Items from a dataset
· · · · · · ·

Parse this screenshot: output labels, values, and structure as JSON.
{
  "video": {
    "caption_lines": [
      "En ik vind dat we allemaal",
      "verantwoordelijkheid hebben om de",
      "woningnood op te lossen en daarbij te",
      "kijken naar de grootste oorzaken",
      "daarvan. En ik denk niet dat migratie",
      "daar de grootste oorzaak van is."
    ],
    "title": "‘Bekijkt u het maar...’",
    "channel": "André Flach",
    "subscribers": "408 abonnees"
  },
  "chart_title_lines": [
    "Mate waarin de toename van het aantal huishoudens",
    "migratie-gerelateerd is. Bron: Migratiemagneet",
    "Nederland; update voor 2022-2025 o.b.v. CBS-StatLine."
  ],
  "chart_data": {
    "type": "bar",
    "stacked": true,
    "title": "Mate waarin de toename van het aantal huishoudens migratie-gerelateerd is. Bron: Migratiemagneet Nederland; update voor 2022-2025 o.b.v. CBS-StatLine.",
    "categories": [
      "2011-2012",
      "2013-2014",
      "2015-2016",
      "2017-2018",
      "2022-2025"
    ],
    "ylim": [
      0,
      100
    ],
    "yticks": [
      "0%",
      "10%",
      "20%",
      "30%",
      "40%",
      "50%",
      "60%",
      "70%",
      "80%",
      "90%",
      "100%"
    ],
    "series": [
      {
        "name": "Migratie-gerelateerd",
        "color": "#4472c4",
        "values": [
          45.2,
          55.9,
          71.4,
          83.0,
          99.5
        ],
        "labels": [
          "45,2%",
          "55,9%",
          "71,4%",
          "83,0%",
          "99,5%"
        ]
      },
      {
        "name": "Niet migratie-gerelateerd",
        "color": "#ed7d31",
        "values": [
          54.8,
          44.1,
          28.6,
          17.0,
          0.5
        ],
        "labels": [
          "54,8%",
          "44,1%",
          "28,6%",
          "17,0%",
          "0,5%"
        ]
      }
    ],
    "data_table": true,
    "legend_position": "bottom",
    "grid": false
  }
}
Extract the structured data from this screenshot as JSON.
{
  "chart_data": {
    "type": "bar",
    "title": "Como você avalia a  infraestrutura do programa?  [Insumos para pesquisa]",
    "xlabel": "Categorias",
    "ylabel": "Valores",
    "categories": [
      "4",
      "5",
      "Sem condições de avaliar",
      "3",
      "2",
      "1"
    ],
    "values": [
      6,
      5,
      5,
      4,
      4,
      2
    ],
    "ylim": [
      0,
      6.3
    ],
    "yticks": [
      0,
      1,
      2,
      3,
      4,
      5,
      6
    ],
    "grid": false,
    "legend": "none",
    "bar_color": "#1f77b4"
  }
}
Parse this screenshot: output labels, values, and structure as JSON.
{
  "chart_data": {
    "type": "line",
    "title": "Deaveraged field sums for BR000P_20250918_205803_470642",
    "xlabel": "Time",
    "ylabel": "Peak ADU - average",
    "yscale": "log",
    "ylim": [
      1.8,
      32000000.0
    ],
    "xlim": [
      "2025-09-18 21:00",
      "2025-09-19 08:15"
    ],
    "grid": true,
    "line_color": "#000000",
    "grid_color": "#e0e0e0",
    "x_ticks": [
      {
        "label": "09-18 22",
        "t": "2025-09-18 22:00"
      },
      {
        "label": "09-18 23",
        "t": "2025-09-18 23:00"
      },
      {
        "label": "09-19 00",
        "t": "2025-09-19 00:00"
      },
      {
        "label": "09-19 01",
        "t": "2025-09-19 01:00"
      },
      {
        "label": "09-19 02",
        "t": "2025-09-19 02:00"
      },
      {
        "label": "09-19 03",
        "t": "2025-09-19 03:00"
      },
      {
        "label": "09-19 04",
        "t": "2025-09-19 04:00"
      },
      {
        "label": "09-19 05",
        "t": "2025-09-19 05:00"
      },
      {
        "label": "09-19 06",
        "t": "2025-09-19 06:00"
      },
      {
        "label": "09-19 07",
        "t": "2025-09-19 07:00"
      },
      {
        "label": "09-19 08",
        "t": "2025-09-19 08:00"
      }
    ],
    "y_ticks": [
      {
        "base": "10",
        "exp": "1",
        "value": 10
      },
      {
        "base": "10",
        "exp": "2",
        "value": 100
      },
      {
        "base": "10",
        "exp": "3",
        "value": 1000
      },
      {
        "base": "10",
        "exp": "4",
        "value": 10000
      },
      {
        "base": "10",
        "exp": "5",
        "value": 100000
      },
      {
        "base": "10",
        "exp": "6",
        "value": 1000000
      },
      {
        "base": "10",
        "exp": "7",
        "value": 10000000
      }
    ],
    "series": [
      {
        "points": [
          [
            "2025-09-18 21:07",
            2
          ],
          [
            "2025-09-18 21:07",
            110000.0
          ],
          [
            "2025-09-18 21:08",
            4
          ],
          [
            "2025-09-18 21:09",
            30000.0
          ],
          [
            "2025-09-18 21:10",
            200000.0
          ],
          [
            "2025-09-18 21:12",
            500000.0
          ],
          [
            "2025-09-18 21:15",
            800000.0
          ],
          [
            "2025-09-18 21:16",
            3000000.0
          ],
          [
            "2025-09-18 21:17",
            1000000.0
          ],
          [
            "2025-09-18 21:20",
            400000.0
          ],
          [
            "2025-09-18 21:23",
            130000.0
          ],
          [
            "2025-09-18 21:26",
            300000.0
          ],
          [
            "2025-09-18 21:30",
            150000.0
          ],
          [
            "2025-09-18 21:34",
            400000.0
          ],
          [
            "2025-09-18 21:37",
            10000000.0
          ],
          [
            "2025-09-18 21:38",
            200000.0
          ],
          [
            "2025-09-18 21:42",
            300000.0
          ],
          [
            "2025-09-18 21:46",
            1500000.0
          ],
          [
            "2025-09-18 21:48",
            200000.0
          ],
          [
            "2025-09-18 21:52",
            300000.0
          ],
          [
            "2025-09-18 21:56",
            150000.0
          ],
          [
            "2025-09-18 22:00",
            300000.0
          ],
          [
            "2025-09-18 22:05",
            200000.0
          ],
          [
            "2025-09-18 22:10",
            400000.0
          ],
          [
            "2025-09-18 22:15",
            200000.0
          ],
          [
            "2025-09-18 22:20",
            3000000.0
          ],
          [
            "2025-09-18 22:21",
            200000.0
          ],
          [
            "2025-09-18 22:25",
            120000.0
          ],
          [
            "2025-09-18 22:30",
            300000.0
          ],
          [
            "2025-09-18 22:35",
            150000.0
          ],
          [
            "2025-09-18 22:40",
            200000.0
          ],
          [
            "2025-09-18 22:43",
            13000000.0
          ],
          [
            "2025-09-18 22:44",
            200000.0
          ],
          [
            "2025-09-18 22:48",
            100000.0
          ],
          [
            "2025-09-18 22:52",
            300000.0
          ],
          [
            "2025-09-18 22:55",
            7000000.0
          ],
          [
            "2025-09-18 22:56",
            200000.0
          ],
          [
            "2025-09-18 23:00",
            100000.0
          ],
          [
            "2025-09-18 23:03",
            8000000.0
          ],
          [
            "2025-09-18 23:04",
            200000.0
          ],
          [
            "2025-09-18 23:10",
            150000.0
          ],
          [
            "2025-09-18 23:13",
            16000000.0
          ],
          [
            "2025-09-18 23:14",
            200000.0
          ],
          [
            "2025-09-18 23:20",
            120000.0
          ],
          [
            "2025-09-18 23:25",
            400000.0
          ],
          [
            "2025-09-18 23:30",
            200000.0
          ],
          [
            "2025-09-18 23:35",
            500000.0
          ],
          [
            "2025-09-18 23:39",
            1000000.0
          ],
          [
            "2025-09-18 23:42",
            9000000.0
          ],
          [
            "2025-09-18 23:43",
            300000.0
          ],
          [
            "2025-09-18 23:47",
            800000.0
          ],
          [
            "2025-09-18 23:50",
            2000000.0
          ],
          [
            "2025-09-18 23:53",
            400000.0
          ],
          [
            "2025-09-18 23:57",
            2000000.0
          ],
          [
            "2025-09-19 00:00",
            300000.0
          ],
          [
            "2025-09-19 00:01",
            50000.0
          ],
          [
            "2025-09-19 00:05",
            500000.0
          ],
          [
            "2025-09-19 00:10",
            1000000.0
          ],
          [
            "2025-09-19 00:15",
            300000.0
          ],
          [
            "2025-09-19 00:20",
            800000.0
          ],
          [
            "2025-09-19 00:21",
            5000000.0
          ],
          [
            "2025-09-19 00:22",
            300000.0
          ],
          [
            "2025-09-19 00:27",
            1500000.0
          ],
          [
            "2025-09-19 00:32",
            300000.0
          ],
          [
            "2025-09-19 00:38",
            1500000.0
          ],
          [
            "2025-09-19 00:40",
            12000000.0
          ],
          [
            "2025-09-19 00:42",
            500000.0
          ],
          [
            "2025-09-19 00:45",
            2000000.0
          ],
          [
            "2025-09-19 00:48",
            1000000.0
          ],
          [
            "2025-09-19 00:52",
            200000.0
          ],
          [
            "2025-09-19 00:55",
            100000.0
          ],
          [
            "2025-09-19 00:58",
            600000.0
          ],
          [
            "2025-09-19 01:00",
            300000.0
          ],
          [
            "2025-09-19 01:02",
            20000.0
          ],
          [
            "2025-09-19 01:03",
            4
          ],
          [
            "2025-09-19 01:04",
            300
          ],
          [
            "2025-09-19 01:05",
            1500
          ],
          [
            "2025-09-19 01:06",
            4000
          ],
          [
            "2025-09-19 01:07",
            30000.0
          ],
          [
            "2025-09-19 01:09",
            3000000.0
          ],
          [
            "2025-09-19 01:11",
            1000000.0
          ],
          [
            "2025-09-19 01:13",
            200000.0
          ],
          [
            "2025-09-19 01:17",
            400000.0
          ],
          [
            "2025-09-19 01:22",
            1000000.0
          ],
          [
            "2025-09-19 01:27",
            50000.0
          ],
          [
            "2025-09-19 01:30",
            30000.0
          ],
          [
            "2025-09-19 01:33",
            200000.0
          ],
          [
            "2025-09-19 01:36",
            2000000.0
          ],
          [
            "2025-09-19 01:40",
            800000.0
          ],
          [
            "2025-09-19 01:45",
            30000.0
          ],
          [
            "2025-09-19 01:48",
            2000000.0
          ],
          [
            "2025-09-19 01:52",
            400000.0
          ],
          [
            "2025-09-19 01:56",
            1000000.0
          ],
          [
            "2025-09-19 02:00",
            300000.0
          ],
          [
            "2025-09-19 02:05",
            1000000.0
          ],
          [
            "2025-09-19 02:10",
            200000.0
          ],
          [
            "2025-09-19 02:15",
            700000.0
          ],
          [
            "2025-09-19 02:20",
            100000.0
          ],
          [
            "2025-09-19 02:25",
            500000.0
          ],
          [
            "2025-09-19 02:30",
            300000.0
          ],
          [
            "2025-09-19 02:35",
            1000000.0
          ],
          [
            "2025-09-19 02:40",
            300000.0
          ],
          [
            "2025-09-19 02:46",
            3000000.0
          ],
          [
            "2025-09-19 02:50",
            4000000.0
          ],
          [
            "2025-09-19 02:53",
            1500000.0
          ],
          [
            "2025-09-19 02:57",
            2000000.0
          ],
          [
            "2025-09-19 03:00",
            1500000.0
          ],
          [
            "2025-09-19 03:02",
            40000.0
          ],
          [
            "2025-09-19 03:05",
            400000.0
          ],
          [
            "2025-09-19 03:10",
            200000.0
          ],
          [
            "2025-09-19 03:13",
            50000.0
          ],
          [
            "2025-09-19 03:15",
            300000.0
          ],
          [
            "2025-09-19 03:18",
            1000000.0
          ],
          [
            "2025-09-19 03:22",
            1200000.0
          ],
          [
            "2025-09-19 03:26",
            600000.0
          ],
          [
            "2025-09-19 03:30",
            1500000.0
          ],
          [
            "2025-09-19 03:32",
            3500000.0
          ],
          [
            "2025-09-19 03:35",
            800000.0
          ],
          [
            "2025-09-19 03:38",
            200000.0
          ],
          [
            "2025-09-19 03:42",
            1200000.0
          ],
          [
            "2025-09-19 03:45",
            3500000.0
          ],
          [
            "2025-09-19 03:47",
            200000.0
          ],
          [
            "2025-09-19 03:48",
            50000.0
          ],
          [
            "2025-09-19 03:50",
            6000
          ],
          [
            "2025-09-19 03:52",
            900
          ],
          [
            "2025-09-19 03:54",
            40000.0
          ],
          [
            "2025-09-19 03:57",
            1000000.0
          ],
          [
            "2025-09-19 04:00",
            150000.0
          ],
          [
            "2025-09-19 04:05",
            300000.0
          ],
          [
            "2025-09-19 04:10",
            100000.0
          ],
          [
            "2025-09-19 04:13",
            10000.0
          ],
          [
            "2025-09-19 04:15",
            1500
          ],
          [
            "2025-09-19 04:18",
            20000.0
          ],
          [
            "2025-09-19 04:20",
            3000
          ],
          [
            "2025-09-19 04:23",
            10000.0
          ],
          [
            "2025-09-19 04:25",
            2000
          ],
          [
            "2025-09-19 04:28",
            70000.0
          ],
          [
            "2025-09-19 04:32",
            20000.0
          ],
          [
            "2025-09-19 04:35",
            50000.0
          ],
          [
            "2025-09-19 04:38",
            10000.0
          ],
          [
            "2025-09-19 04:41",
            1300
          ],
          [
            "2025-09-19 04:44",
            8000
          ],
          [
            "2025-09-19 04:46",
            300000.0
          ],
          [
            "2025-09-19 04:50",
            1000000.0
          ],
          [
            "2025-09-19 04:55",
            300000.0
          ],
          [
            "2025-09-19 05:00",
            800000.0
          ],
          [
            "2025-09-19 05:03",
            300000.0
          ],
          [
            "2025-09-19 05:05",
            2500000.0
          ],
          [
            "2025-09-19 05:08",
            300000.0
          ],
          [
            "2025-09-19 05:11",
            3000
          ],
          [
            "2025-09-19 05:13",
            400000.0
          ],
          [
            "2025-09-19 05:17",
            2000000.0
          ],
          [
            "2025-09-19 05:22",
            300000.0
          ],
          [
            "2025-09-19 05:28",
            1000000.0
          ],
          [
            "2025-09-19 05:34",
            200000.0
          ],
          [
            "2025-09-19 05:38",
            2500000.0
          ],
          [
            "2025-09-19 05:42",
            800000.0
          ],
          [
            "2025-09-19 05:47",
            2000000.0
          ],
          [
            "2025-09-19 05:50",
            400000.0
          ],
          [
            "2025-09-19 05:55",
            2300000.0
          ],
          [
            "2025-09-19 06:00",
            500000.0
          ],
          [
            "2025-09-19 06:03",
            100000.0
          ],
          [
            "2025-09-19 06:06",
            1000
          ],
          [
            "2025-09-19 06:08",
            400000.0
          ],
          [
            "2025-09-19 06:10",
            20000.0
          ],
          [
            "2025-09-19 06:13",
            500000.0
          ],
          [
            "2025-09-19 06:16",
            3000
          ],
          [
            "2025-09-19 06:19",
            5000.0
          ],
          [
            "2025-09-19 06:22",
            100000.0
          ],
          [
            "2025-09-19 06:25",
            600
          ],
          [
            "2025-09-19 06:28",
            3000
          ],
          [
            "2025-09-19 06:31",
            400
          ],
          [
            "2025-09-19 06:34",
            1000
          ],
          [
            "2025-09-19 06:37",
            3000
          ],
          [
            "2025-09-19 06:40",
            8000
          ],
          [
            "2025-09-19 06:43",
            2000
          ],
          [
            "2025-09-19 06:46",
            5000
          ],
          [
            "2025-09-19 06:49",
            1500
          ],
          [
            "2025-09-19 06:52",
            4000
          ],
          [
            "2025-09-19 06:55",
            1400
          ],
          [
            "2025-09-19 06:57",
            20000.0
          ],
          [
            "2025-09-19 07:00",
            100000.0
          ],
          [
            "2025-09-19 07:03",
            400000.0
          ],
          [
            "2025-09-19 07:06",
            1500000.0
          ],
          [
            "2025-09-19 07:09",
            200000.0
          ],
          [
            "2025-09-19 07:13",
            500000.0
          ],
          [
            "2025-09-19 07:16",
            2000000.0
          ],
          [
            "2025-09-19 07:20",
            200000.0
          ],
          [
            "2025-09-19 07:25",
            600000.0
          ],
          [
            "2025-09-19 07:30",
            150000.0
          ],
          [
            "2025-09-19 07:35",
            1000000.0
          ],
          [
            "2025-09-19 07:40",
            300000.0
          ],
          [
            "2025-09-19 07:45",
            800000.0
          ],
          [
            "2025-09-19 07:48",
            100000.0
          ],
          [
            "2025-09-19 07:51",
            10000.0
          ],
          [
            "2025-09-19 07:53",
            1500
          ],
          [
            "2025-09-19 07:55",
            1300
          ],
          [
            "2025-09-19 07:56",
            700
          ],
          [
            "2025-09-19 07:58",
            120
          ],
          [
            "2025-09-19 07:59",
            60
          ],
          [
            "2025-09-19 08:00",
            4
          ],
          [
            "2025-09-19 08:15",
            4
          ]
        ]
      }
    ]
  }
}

· · · · · · ·

# What the task asks
Copy each line of the entries that includes the word "voor".

# Completed exercise
    "Nederland; update voor 2022-2025 o.b.v. CBS-StatLine."
    "title": "Mate waarin de toename van het aantal huishoudens migratie-gerelateerd is. Bron: Migratiemagneet Nederland; update voor 2022-2025 o.b.v. CBS-StatLine.",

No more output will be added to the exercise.